▶ Stated task: Extract, from the listing that follows, each line containing the word "with".

____

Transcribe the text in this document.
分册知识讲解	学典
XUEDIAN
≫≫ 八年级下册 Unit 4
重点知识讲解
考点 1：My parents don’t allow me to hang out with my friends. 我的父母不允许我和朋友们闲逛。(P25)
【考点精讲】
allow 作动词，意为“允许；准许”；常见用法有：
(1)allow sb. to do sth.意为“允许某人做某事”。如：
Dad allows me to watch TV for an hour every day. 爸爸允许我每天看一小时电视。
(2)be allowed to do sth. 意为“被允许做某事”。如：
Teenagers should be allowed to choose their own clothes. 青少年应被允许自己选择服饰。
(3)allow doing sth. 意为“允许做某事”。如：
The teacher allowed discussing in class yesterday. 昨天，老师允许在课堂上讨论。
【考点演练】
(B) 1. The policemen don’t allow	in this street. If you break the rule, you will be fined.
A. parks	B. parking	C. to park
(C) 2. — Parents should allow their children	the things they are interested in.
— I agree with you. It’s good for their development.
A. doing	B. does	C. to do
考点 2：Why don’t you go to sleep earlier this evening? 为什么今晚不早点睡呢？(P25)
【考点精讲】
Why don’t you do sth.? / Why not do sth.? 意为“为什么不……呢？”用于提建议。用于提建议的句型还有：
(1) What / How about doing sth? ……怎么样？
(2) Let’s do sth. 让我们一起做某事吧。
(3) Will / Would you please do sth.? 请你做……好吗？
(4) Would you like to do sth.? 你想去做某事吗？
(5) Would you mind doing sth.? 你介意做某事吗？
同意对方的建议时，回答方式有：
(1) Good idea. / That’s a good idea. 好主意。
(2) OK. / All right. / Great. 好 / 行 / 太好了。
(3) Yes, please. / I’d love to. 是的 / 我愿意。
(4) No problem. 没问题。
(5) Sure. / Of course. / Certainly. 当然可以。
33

____

▶ Written answer:
考点 1：My parents don’t allow me to hang out with my friends. 我的父母不允许我和朋友们闲逛。(P25)
— I agree with you. It’s good for their development.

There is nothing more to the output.